-- Records supplied start --
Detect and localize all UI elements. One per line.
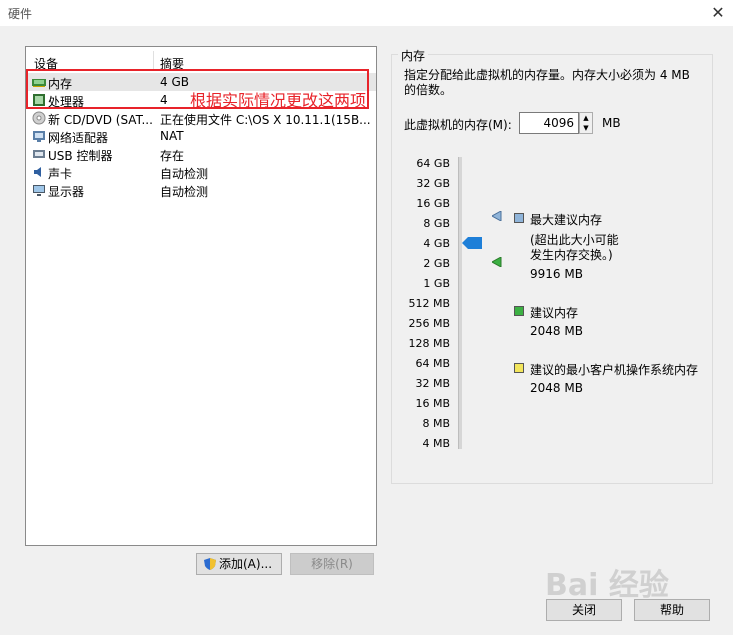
- memory-spinner[interactable]: ▲ ▼: [579, 112, 593, 134]
- legend-max-swatch: [514, 213, 524, 223]
- display-icon: [33, 185, 45, 196]
- memory-field-label: 此虚拟机的内存(M):: [404, 118, 512, 132]
- legend-max-note: (超出此大小可能 发生内存交换。): [530, 233, 619, 262]
- legend-min-label: 建议的最小客户机操作系统内存: [530, 363, 699, 377]
- legend-rec-label: 建议内存: [530, 306, 579, 320]
- memory-group-label: 内存: [398, 47, 429, 64]
- scale-tick: 32 GB: [416, 177, 450, 190]
- scale-tick: 256 MB: [408, 317, 450, 330]
- scale-tick: 32 MB: [415, 377, 450, 390]
- network-adapter-icon: [33, 131, 45, 142]
- memory-description: 指定分配给此虚拟机的内存量。内存大小必须为 4 MB 的倍数。: [404, 68, 690, 97]
- remove-button[interactable]: 移除(R): [290, 553, 374, 575]
- sound-card-icon: [34, 167, 41, 177]
- scale-tick: 4 MB: [422, 437, 450, 450]
- hardware-name: 显示器: [48, 185, 85, 199]
- memory-unit: MB: [602, 116, 621, 130]
- legend-rec-swatch: [514, 306, 524, 316]
- scale-tick: 4 GB: [423, 237, 450, 250]
- legend-rec-value: 2048 MB: [530, 324, 583, 338]
- hardware-list: 设备 摘要 内存 4 GB 处理器 4 新 CD/DVD (SAT... 正在使…: [25, 46, 377, 546]
- legend-min-value: 2048 MB: [530, 381, 583, 395]
- hardware-summary: 自动检测: [160, 185, 209, 199]
- max-recommended-marker-icon: [492, 211, 502, 221]
- cd-dvd-icon: [32, 111, 46, 125]
- scale-tick: 1 GB: [423, 277, 450, 290]
- scale-tick: 64 GB: [416, 157, 450, 170]
- hardware-name: 声卡: [48, 167, 73, 181]
- column-separator[interactable]: [153, 51, 154, 69]
- hardware-row-usb[interactable]: USB 控制器 存在: [26, 145, 376, 163]
- spin-down-icon[interactable]: ▼: [580, 123, 592, 133]
- recommended-marker-icon: [492, 257, 502, 267]
- watermark: Bai 经验: [545, 568, 669, 603]
- hardware-name: 新 CD/DVD (SAT...: [48, 113, 153, 127]
- scale-tick: 16 MB: [415, 397, 450, 410]
- window-title: 硬件: [8, 7, 33, 21]
- hardware-summary: 正在使用文件 C:\OS X 10.11.1(15B...: [160, 113, 370, 127]
- hardware-row-display[interactable]: 显示器 自动检测: [26, 181, 376, 199]
- hardware-row-cd-dvd[interactable]: 新 CD/DVD (SAT... 正在使用文件 C:\OS X 10.11.1(…: [26, 109, 376, 127]
- hardware-summary: 存在: [160, 149, 185, 163]
- memory-scale: 64 GB 32 GB 16 GB 8 GB 4 GB 2 GB 1 GB 51…: [390, 155, 450, 455]
- hardware-name: USB 控制器: [48, 149, 113, 163]
- scale-tick: 2 GB: [423, 257, 450, 270]
- hardware-row-network[interactable]: 网络适配器 NAT: [26, 127, 376, 145]
- scale-tick: 128 MB: [408, 337, 450, 350]
- legend-max-value: 9916 MB: [530, 267, 583, 281]
- spin-up-icon[interactable]: ▲: [580, 113, 592, 123]
- hardware-row-sound[interactable]: 声卡 自动检测: [26, 163, 376, 181]
- memory-input[interactable]: 4096: [519, 112, 579, 134]
- title-bar: [0, 0, 733, 26]
- scale-tick: 64 MB: [415, 357, 450, 370]
- shield-icon: [204, 558, 216, 570]
- hardware-summary: NAT: [160, 129, 184, 143]
- hardware-name: 网络适配器: [48, 131, 109, 145]
- scale-tick: 16 GB: [416, 197, 450, 210]
- legend-min-swatch: [514, 363, 524, 373]
- hardware-summary: 自动检测: [160, 167, 209, 181]
- add-button-label: 添加(A)...: [219, 557, 273, 571]
- add-button[interactable]: 添加(A)...: [196, 553, 282, 575]
- legend-max-label: 最大建议内存: [530, 213, 603, 227]
- scale-tick: 8 MB: [422, 417, 450, 430]
- scale-tick: 8 GB: [423, 217, 450, 230]
- annotation-text: 根据实际情况更改这两项: [190, 91, 367, 110]
- memory-slider-track[interactable]: [458, 157, 462, 449]
- usb-icon: [33, 150, 45, 158]
- scale-tick: 512 MB: [408, 297, 450, 310]
- close-icon[interactable]: ✕: [708, 3, 728, 23]
- memory-slider-thumb[interactable]: [462, 237, 482, 249]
-- Records supplied end --
# [Instructions to follow]
Reproduce the data above line for line, character for character, leaving out the picture.

# [Task result]
Detect and localize all UI elements. One per line.
- memory-spinner[interactable]: ▲ ▼: [579, 112, 593, 134]
- legend-max-swatch: [514, 213, 524, 223]
- display-icon: [33, 185, 45, 196]
- memory-field-label: 此虚拟机的内存(M):: [404, 118, 512, 132]
- legend-max-note: (超出此大小可能 发生内存交换。): [530, 233, 619, 262]
- legend-min-label: 建议的最小客户机操作系统内存: [530, 363, 699, 377]
- legend-rec-label: 建议内存: [530, 306, 579, 320]
- memory-group-label: 内存: [398, 47, 429, 64]
- scale-tick: 32 GB: [416, 177, 450, 190]
- scale-tick: 256 MB: [408, 317, 450, 330]
- scale-tick: 32 MB: [415, 377, 450, 390]
- network-adapter-icon: [33, 131, 45, 142]
- memory-description: 指定分配给此虚拟机的内存量。内存大小必须为 4 MB 的倍数。: [404, 68, 690, 97]
- remove-button[interactable]: 移除(R): [290, 553, 374, 575]
- sound-card-icon: [34, 167, 41, 177]
- scale-tick: 4 MB: [422, 437, 450, 450]
- hardware-name: 显示器: [48, 185, 85, 199]
- memory-unit: MB: [602, 116, 621, 130]
- legend-rec-swatch: [514, 306, 524, 316]
- scale-tick: 4 GB: [423, 237, 450, 250]
- legend-rec-value: 2048 MB: [530, 324, 583, 338]
- hardware-list: 设备 摘要 内存 4 GB 处理器 4 新 CD/DVD (SAT... 正在使…: [25, 46, 377, 546]
- legend-min-value: 2048 MB: [530, 381, 583, 395]
- hardware-summary: 自动检测: [160, 185, 209, 199]
- max-recommended-marker-icon: [492, 211, 502, 221]
- cd-dvd-icon: [32, 111, 46, 125]
- scale-tick: 1 GB: [423, 277, 450, 290]
- scale-tick: 64 GB: [416, 157, 450, 170]
- hardware-name: 声卡: [48, 167, 73, 181]
- column-separator[interactable]: [153, 51, 154, 69]
- hardware-row-usb[interactable]: USB 控制器 存在: [26, 145, 376, 163]
- spin-down-icon[interactable]: ▼: [580, 123, 592, 133]
- recommended-marker-icon: [492, 257, 502, 267]
- watermark: Bai 经验: [545, 568, 669, 603]
- hardware-name: 新 CD/DVD (SAT...: [48, 113, 153, 127]
- scale-tick: 16 MB: [415, 397, 450, 410]
- window-title: 硬件: [8, 7, 33, 21]
- hardware-summary: 正在使用文件 C:\OS X 10.11.1(15B...: [160, 113, 370, 127]
- hardware-row-display[interactable]: 显示器 自动检测: [26, 181, 376, 199]
- hardware-row-cd-dvd[interactable]: 新 CD/DVD (SAT... 正在使用文件 C:\OS X 10.11.1(…: [26, 109, 376, 127]
- hardware-summary: 存在: [160, 149, 185, 163]
- memory-scale: 64 GB 32 GB 16 GB 8 GB 4 GB 2 GB 1 GB 51…: [390, 155, 450, 455]
- hardware-name: USB 控制器: [48, 149, 113, 163]
- scale-tick: 2 GB: [423, 257, 450, 270]
- hardware-row-network[interactable]: 网络适配器 NAT: [26, 127, 376, 145]
- scale-tick: 128 MB: [408, 337, 450, 350]
- legend-max-value: 9916 MB: [530, 267, 583, 281]
- spin-up-icon[interactable]: ▲: [580, 113, 592, 123]
- hardware-row-sound[interactable]: 声卡 自动检测: [26, 163, 376, 181]
- memory-input[interactable]: 4096: [519, 112, 579, 134]
- title-bar: [0, 0, 733, 26]
- scale-tick: 64 MB: [415, 357, 450, 370]
- shield-icon: [204, 558, 216, 570]
- hardware-summary: NAT: [160, 129, 184, 143]
- hardware-name: 网络适配器: [48, 131, 109, 145]
- scale-tick: 16 GB: [416, 197, 450, 210]
- legend-min-swatch: [514, 363, 524, 373]
- hardware-summary: 自动检测: [160, 167, 209, 181]
- add-button-label: 添加(A)...: [219, 557, 273, 571]
- add-button[interactable]: 添加(A)...: [196, 553, 282, 575]
- legend-max-label: 最大建议内存: [530, 213, 603, 227]
- scale-tick: 8 MB: [422, 417, 450, 430]
- scale-tick: 8 GB: [423, 217, 450, 230]
- annotation-text: 根据实际情况更改这两项: [190, 91, 367, 110]
- memory-slider-track[interactable]: [458, 157, 462, 449]
- usb-icon: [33, 150, 45, 158]
- scale-tick: 512 MB: [408, 297, 450, 310]
- close-icon[interactable]: ✕: [708, 3, 728, 23]
- memory-slider-thumb[interactable]: [462, 237, 482, 249]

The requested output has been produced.